(Task prompt)
Copy out the entries below in full and exactly.

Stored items

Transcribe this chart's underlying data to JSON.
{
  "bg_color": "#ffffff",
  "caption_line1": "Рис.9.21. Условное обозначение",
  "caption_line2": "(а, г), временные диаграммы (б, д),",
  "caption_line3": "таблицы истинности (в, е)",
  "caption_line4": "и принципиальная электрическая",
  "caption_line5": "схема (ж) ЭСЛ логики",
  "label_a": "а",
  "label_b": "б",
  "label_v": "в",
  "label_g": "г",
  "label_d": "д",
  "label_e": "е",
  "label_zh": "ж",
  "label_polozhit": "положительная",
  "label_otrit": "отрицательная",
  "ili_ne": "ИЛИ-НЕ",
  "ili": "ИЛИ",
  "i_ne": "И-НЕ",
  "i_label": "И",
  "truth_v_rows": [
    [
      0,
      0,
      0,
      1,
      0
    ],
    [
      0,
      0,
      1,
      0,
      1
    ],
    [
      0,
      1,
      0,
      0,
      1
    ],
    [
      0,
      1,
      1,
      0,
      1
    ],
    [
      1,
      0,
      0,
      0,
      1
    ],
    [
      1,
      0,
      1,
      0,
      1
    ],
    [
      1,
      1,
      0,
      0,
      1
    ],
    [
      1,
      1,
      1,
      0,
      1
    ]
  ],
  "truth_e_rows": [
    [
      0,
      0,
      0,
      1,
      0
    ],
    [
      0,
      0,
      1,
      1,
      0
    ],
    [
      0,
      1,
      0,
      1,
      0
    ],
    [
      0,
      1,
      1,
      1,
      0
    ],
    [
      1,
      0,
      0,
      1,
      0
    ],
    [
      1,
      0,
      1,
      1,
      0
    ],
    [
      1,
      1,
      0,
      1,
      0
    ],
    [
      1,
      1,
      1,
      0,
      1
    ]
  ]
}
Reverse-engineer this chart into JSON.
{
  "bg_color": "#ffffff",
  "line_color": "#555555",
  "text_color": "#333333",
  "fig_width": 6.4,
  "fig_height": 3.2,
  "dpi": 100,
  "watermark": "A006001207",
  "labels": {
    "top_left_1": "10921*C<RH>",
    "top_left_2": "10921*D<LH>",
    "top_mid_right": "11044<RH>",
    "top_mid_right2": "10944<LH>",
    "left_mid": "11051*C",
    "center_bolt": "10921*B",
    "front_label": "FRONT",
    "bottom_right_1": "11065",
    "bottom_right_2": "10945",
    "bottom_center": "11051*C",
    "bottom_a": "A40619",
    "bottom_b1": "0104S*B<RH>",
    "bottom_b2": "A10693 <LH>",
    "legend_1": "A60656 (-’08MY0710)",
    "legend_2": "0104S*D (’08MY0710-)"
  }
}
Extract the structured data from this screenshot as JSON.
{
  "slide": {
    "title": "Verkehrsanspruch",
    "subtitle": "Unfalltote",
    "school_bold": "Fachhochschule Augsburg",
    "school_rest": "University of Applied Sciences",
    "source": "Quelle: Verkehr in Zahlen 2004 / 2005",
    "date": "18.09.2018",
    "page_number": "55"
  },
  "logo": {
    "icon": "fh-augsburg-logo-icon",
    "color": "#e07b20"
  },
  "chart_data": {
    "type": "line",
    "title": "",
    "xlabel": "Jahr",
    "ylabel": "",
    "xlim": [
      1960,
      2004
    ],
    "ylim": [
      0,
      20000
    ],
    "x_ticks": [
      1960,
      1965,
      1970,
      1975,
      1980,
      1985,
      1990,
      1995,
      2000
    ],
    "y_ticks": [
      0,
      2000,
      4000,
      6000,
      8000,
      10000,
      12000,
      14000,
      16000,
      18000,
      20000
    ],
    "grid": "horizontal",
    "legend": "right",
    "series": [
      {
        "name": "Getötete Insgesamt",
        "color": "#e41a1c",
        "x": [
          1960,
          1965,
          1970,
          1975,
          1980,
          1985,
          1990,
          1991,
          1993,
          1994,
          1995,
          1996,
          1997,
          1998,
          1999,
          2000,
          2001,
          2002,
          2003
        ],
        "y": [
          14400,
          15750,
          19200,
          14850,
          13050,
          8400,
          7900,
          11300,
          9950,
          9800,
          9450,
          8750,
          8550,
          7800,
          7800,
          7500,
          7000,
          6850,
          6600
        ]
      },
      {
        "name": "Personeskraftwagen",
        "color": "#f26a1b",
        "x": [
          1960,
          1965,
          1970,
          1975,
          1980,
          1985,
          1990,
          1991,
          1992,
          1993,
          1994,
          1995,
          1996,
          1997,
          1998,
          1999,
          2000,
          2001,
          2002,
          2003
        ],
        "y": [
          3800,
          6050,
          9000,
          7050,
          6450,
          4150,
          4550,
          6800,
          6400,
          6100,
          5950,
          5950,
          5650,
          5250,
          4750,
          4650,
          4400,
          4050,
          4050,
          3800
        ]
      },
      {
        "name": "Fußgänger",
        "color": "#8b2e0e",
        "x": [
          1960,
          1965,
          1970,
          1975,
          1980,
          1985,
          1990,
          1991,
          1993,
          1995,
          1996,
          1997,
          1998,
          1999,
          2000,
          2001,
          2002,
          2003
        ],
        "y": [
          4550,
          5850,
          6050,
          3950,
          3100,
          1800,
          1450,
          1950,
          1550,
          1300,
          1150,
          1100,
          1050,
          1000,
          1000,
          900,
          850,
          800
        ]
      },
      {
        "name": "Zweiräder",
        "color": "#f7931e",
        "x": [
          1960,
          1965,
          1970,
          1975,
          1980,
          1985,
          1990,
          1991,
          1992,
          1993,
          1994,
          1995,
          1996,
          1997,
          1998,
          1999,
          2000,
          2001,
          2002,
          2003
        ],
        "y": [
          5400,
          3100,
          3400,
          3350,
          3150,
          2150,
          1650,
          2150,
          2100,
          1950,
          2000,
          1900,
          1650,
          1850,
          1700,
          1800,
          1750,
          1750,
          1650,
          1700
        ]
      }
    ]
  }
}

(Correct result)
Transcribe this chart's underlying data to JSON.
{
  "bg_color": "#ffffff",
  "caption_line1": "Рис.9.21. Условное обозначение",
  "caption_line2": "(а, г), временные диаграммы (б, д),",
  "caption_line3": "таблицы истинности (в, е)",
  "caption_line4": "и принципиальная электрическая",
  "caption_line5": "схема (ж) ЭСЛ логики",
  "label_a": "а",
  "label_b": "б",
  "label_v": "в",
  "label_g": "г",
  "label_d": "д",
  "label_e": "е",
  "label_zh": "ж",
  "label_polozhit": "положительная",
  "label_otrit": "отрицательная",
  "ili_ne": "ИЛИ-НЕ",
  "ili": "ИЛИ",
  "i_ne": "И-НЕ",
  "i_label": "И",
  "truth_v_rows": [
    [
      0,
      0,
      0,
      1,
      0
    ],
    [
      0,
      0,
      1,
      0,
      1
    ],
    [
      0,
      1,
      0,
      0,
      1
    ],
    [
      0,
      1,
      1,
      0,
      1
    ],
    [
      1,
      0,
      0,
      0,
      1
    ],
    [
      1,
      0,
      1,
      0,
      1
    ],
    [
      1,
      1,
      0,
      0,
      1
    ],
    [
      1,
      1,
      1,
      0,
      1
    ]
  ],
  "truth_e_rows": [
    [
      0,
      0,
      0,
      1,
      0
    ],
    [
      0,
      0,
      1,
      1,
      0
    ],
    [
      0,
      1,
      0,
      1,
      0
    ],
    [
      0,
      1,
      1,
      1,
      0
    ],
    [
      1,
      0,
      0,
      1,
      0
    ],
    [
      1,
      0,
      1,
      1,
      0
    ],
    [
      1,
      1,
      0,
      1,
      0
    ],
    [
      1,
      1,
      1,
      0,
      1
    ]
  ]
}
Reverse-engineer this chart into JSON.
{
  "bg_color": "#ffffff",
  "line_color": "#555555",
  "text_color": "#333333",
  "fig_width": 6.4,
  "fig_height": 3.2,
  "dpi": 100,
  "watermark": "A006001207",
  "labels": {
    "top_left_1": "10921*C<RH>",
    "top_left_2": "10921*D<LH>",
    "top_mid_right": "11044<RH>",
    "top_mid_right2": "10944<LH>",
    "left_mid": "11051*C",
    "center_bolt": "10921*B",
    "front_label": "FRONT",
    "bottom_right_1": "11065",
    "bottom_right_2": "10945",
    "bottom_center": "11051*C",
    "bottom_a": "A40619",
    "bottom_b1": "0104S*B<RH>",
    "bottom_b2": "A10693 <LH>",
    "legend_1": "A60656 (-’08MY0710)",
    "legend_2": "0104S*D (’08MY0710-)"
  }
}
Extract the structured data from this screenshot as JSON.
{
  "slide": {
    "title": "Verkehrsanspruch",
    "subtitle": "Unfalltote",
    "school_bold": "Fachhochschule Augsburg",
    "school_rest": "University of Applied Sciences",
    "source": "Quelle: Verkehr in Zahlen 2004 / 2005",
    "date": "18.09.2018",
    "page_number": "55"
  },
  "logo": {
    "icon": "fh-augsburg-logo-icon",
    "color": "#e07b20"
  },
  "chart_data": {
    "type": "line",
    "title": "",
    "xlabel": "Jahr",
    "ylabel": "",
    "xlim": [
      1960,
      2004
    ],
    "ylim": [
      0,
      20000
    ],
    "x_ticks": [
      1960,
      1965,
      1970,
      1975,
      1980,
      1985,
      1990,
      1995,
      2000
    ],
    "y_ticks": [
      0,
      2000,
      4000,
      6000,
      8000,
      10000,
      12000,
      14000,
      16000,
      18000,
      20000
    ],
    "grid": "horizontal",
    "legend": "right",
    "series": [
      {
        "name": "Getötete Insgesamt",
        "color": "#e41a1c",
        "x": [
          1960,
          1965,
          1970,
          1975,
          1980,
          1985,
          1990,
          1991,
          1993,
          1994,
          1995,
          1996,
          1997,
          1998,
          1999,
          2000,
          2001,
          2002,
          2003
        ],
        "y": [
          14400,
          15750,
          19200,
          14850,
          13050,
          8400,
          7900,
          11300,
          9950,
          9800,
          9450,
          8750,
          8550,
          7800,
          7800,
          7500,
          7000,
          6850,
          6600
        ]
      },
      {
        "name": "Personeskraftwagen",
        "color": "#f26a1b",
        "x": [
          1960,
          1965,
          1970,
          1975,
          1980,
          1985,
          1990,
          1991,
          1992,
          1993,
          1994,
          1995,
          1996,
          1997,
          1998,
          1999,
          2000,
          2001,
          2002,
          2003
        ],
        "y": [
          3800,
          6050,
          9000,
          7050,
          6450,
          4150,
          4550,
          6800,
          6400,
          6100,
          5950,
          5950,
          5650,
          5250,
          4750,
          4650,
          4400,
          4050,
          4050,
          3800
        ]
      },
      {
        "name": "Fußgänger",
        "color": "#8b2e0e",
        "x": [
          1960,
          1965,
          1970,
          1975,
          1980,
          1985,
          1990,
          1991,
          1993,
          1995,
          1996,
          1997,
          1998,
          1999,
          2000,
          2001,
          2002,
          2003
        ],
        "y": [
          4550,
          5850,
          6050,
          3950,
          3100,
          1800,
          1450,
          1950,
          1550,
          1300,
          1150,
          1100,
          1050,
          1000,
          1000,
          900,
          850,
          800
        ]
      },
      {
        "name": "Zweiräder",
        "color": "#f7931e",
        "x": [
          1960,
          1965,
          1970,
          1975,
          1980,
          1985,
          1990,
          1991,
          1992,
          1993,
          1994,
          1995,
          1996,
          1997,
          1998,
          1999,
          2000,
          2001,
          2002,
          2003
        ],
        "y": [
          5400,
          3100,
          3400,
          3350,
          3150,
          2150,
          1650,
          2150,
          2100,
          1950,
          2000,
          1900,
          1650,
          1850,
          1700,
          1800,
          1750,
          1750,
          1650,
          1700
        ]
      }
    ]
  }
}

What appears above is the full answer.